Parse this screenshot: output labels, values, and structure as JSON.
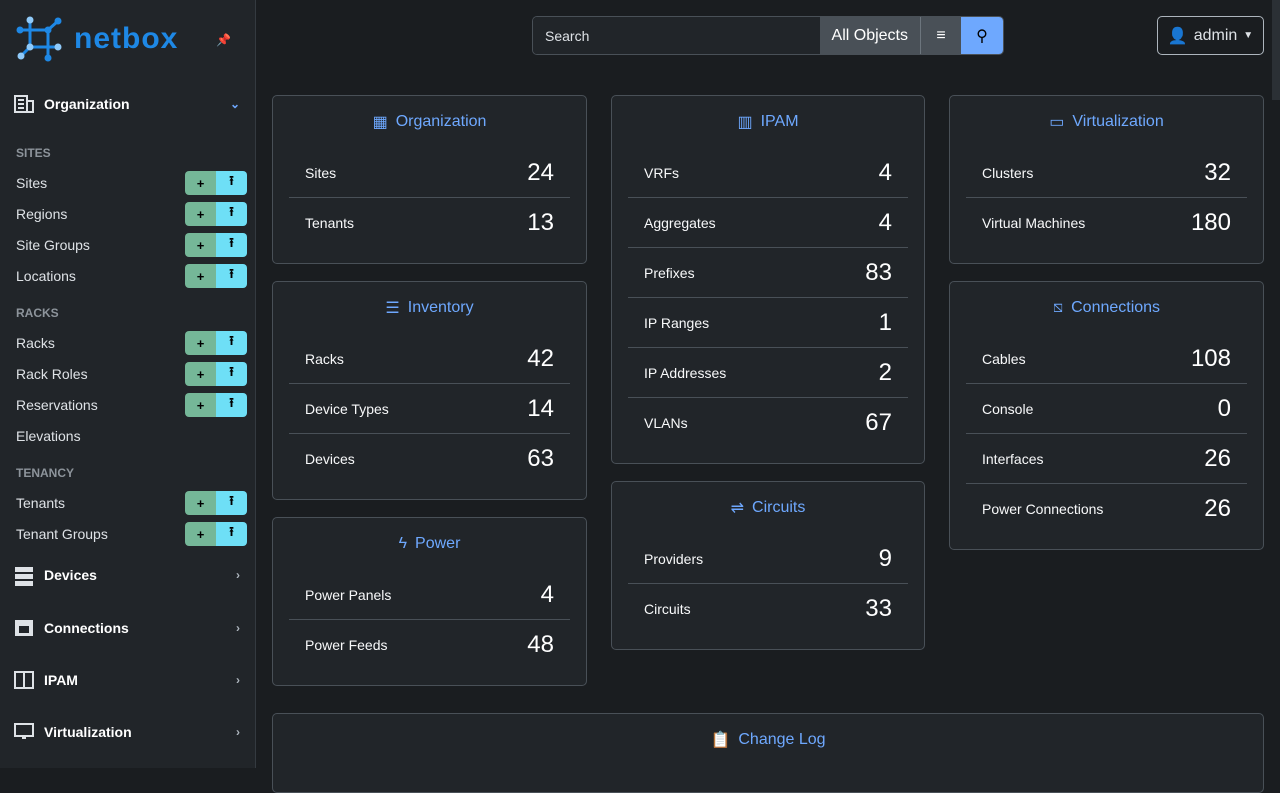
{
  "brand": {
    "name": "netbox",
    "accent": "#1e88e5"
  },
  "sidebar": {
    "sections": [
      {
        "label": "Organization",
        "icon": "building-icon",
        "expanded": true
      },
      {
        "label": "Devices",
        "icon": "server-icon"
      },
      {
        "label": "Connections",
        "icon": "ethernet-icon"
      },
      {
        "label": "IPAM",
        "icon": "counter-icon"
      },
      {
        "label": "Virtualization",
        "icon": "monitor-icon"
      }
    ],
    "groups": [
      {
        "label": "SITES",
        "items": [
          "Sites",
          "Regions",
          "Site Groups",
          "Locations"
        ]
      },
      {
        "label": "RACKS",
        "items": [
          "Racks",
          "Rack Roles",
          "Reservations",
          "Elevations"
        ]
      },
      {
        "label": "TENANCY",
        "items": [
          "Tenants",
          "Tenant Groups"
        ]
      }
    ],
    "add_icon": "+",
    "import_icon": "⭱"
  },
  "search": {
    "placeholder": "Search",
    "scope": "All Objects"
  },
  "user": {
    "name": "admin"
  },
  "cards": {
    "organization": {
      "title": "Organization",
      "rows": [
        [
          "Sites",
          "24"
        ],
        [
          "Tenants",
          "13"
        ]
      ]
    },
    "inventory": {
      "title": "Inventory",
      "rows": [
        [
          "Racks",
          "42"
        ],
        [
          "Device Types",
          "14"
        ],
        [
          "Devices",
          "63"
        ]
      ]
    },
    "power": {
      "title": "Power",
      "rows": [
        [
          "Power Panels",
          "4"
        ],
        [
          "Power Feeds",
          "48"
        ]
      ]
    },
    "ipam": {
      "title": "IPAM",
      "rows": [
        [
          "VRFs",
          "4"
        ],
        [
          "Aggregates",
          "4"
        ],
        [
          "Prefixes",
          "83"
        ],
        [
          "IP Ranges",
          "1"
        ],
        [
          "IP Addresses",
          "2"
        ],
        [
          "VLANs",
          "67"
        ]
      ]
    },
    "circuits": {
      "title": "Circuits",
      "rows": [
        [
          "Providers",
          "9"
        ],
        [
          "Circuits",
          "33"
        ]
      ]
    },
    "virtualization": {
      "title": "Virtualization",
      "rows": [
        [
          "Clusters",
          "32"
        ],
        [
          "Virtual Machines",
          "180"
        ]
      ]
    },
    "connections": {
      "title": "Connections",
      "rows": [
        [
          "Cables",
          "108"
        ],
        [
          "Console",
          "0"
        ],
        [
          "Interfaces",
          "26"
        ],
        [
          "Power Connections",
          "26"
        ]
      ]
    },
    "changelog": {
      "title": "Change Log"
    }
  }
}
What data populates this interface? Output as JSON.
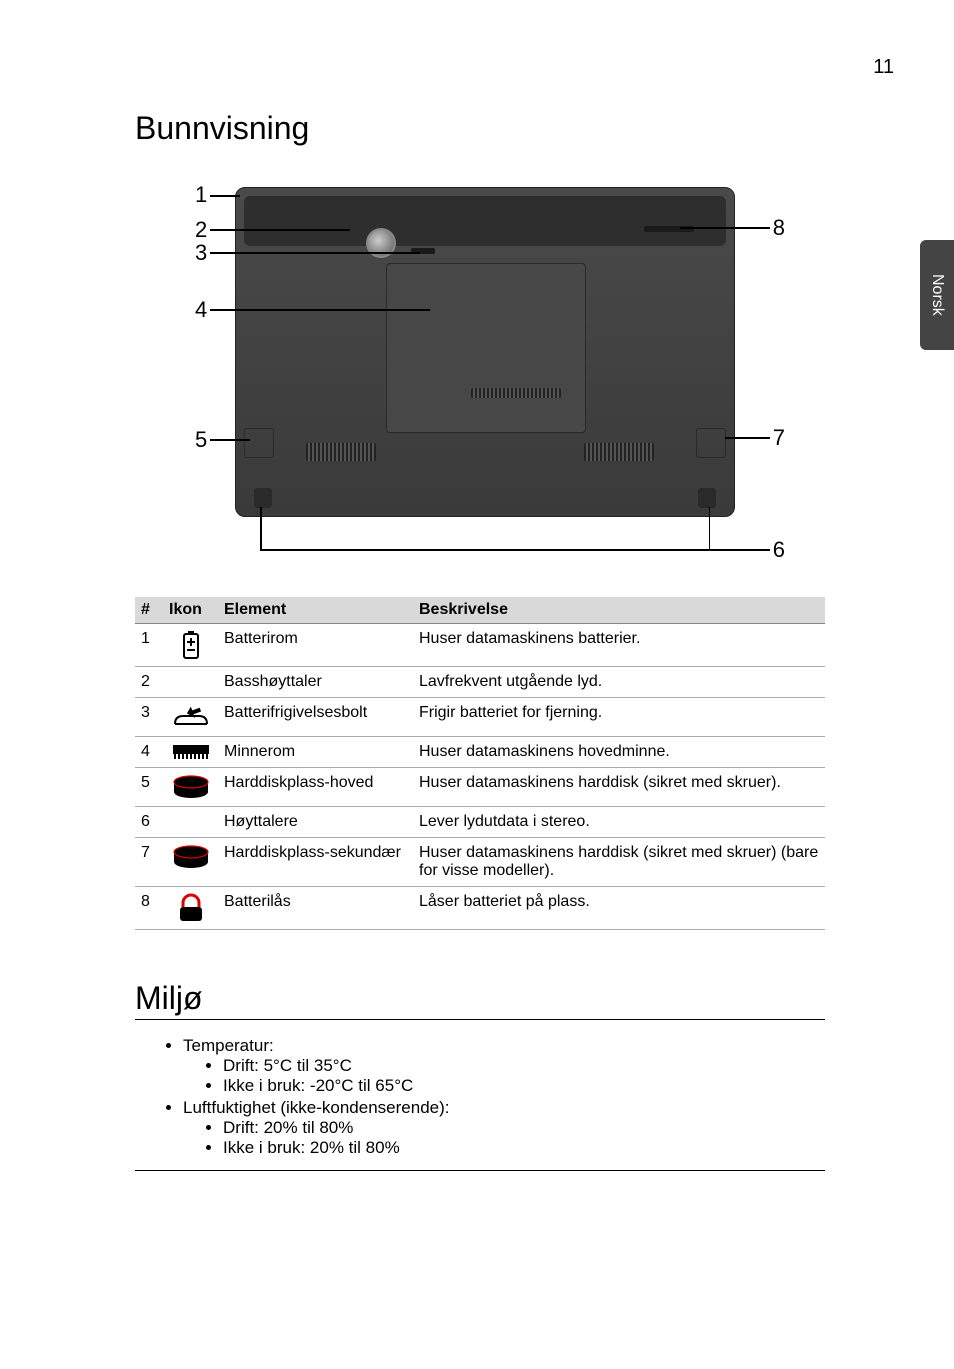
{
  "page_number": "11",
  "side_tab": "Norsk",
  "section_title_1": "Bunnvisning",
  "section_title_2": "Miljø",
  "callouts": {
    "n1": "1",
    "n2": "2",
    "n3": "3",
    "n4": "4",
    "n5": "5",
    "n6": "6",
    "n7": "7",
    "n8": "8"
  },
  "table": {
    "headers": {
      "num": "#",
      "icon": "Ikon",
      "element": "Element",
      "desc": "Beskrivelse"
    },
    "rows": [
      {
        "num": "1",
        "icon": "battery",
        "element": "Batterirom",
        "desc": "Huser datamaskinens batterier."
      },
      {
        "num": "2",
        "icon": "",
        "element": "Basshøyttaler",
        "desc": "Lavfrekvent utgående lyd."
      },
      {
        "num": "3",
        "icon": "release",
        "element": "Batterifrigivelsesbolt",
        "desc": "Frigir batteriet for fjerning."
      },
      {
        "num": "4",
        "icon": "memory",
        "element": "Minnerom",
        "desc": "Huser datamaskinens hovedminne."
      },
      {
        "num": "5",
        "icon": "hdd-black",
        "element": "Harddiskplass-hoved",
        "desc": "Huser datamaskinens harddisk (sikret med skruer)."
      },
      {
        "num": "6",
        "icon": "",
        "element": "Høyttalere",
        "desc": "Lever lydutdata i stereo."
      },
      {
        "num": "7",
        "icon": "hdd-black",
        "element": "Harddiskplass-sekundær",
        "desc": "Huser datamaskinens harddisk (sikret med skruer) (bare for visse modeller)."
      },
      {
        "num": "8",
        "icon": "lock",
        "element": "Batterilås",
        "desc": "Låser batteriet på plass."
      }
    ]
  },
  "env": {
    "item1": "Temperatur:",
    "item1a": "Drift: 5°C til 35°C",
    "item1b": "Ikke i bruk: -20°C til 65°C",
    "item2": "Luftfuktighet (ikke-kondenserende):",
    "item2a": "Drift: 20% til 80%",
    "item2b": "Ikke i bruk: 20% til 80%"
  }
}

----

Leave out the pictures and give the rest of the records again exactly.

Parse this screenshot: output labels, values, and structure as JSON.
{
  "brand": {
    "name": "netbox",
    "accent": "#1e88e5"
  },
  "sidebar": {
    "sections": [
      {
        "label": "Organization",
        "icon": "building-icon",
        "expanded": true
      },
      {
        "label": "Devices",
        "icon": "server-icon"
      },
      {
        "label": "Connections",
        "icon": "ethernet-icon"
      },
      {
        "label": "IPAM",
        "icon": "counter-icon"
      },
      {
        "label": "Virtualization",
        "icon": "monitor-icon"
      }
    ],
    "groups": [
      {
        "label": "SITES",
        "items": [
          "Sites",
          "Regions",
          "Site Groups",
          "Locations"
        ]
      },
      {
        "label": "RACKS",
        "items": [
          "Racks",
          "Rack Roles",
          "Reservations",
          "Elevations"
        ]
      },
      {
        "label": "TENANCY",
        "items": [
          "Tenants",
          "Tenant Groups"
        ]
      }
    ],
    "add_icon": "+",
    "import_icon": "⭱"
  },
  "search": {
    "placeholder": "Search",
    "scope": "All Objects"
  },
  "user": {
    "name": "admin"
  },
  "cards": {
    "organization": {
      "title": "Organization",
      "rows": [
        [
          "Sites",
          "24"
        ],
        [
          "Tenants",
          "13"
        ]
      ]
    },
    "inventory": {
      "title": "Inventory",
      "rows": [
        [
          "Racks",
          "42"
        ],
        [
          "Device Types",
          "14"
        ],
        [
          "Devices",
          "63"
        ]
      ]
    },
    "power": {
      "title": "Power",
      "rows": [
        [
          "Power Panels",
          "4"
        ],
        [
          "Power Feeds",
          "48"
        ]
      ]
    },
    "ipam": {
      "title": "IPAM",
      "rows": [
        [
          "VRFs",
          "4"
        ],
        [
          "Aggregates",
          "4"
        ],
        [
          "Prefixes",
          "83"
        ],
        [
          "IP Ranges",
          "1"
        ],
        [
          "IP Addresses",
          "2"
        ],
        [
          "VLANs",
          "67"
        ]
      ]
    },
    "circuits": {
      "title": "Circuits",
      "rows": [
        [
          "Providers",
          "9"
        ],
        [
          "Circuits",
          "33"
        ]
      ]
    },
    "virtualization": {
      "title": "Virtualization",
      "rows": [
        [
          "Clusters",
          "32"
        ],
        [
          "Virtual Machines",
          "180"
        ]
      ]
    },
    "connections": {
      "title": "Connections",
      "rows": [
        [
          "Cables",
          "108"
        ],
        [
          "Console",
          "0"
        ],
        [
          "Interfaces",
          "26"
        ],
        [
          "Power Connections",
          "26"
        ]
      ]
    },
    "changelog": {
      "title": "Change Log"
    }
  }
}
What data populates this interface? Output as JSON.
{
  "page_number": "11",
  "side_tab": "Norsk",
  "section_title_1": "Bunnvisning",
  "section_title_2": "Miljø",
  "callouts": {
    "n1": "1",
    "n2": "2",
    "n3": "3",
    "n4": "4",
    "n5": "5",
    "n6": "6",
    "n7": "7",
    "n8": "8"
  },
  "table": {
    "headers": {
      "num": "#",
      "icon": "Ikon",
      "element": "Element",
      "desc": "Beskrivelse"
    },
    "rows": [
      {
        "num": "1",
        "icon": "battery",
        "element": "Batterirom",
        "desc": "Huser datamaskinens batterier."
      },
      {
        "num": "2",
        "icon": "",
        "element": "Basshøyttaler",
        "desc": "Lavfrekvent utgående lyd."
      },
      {
        "num": "3",
        "icon": "release",
        "element": "Batterifrigivelsesbolt",
        "desc": "Frigir batteriet for fjerning."
      },
      {
        "num": "4",
        "icon": "memory",
        "element": "Minnerom",
        "desc": "Huser datamaskinens hovedminne."
      },
      {
        "num": "5",
        "icon": "hdd-black",
        "element": "Harddiskplass-hoved",
        "desc": "Huser datamaskinens harddisk (sikret med skruer)."
      },
      {
        "num": "6",
        "icon": "",
        "element": "Høyttalere",
        "desc": "Lever lydutdata i stereo."
      },
      {
        "num": "7",
        "icon": "hdd-black",
        "element": "Harddiskplass-sekundær",
        "desc": "Huser datamaskinens harddisk (sikret med skruer) (bare for visse modeller)."
      },
      {
        "num": "8",
        "icon": "lock",
        "element": "Batterilås",
        "desc": "Låser batteriet på plass."
      }
    ]
  },
  "env": {
    "item1": "Temperatur:",
    "item1a": "Drift: 5°C til 35°C",
    "item1b": "Ikke i bruk: -20°C til 65°C",
    "item2": "Luftfuktighet (ikke-kondenserende):",
    "item2a": "Drift: 20% til 80%",
    "item2b": "Ikke i bruk: 20% til 80%"
  }
}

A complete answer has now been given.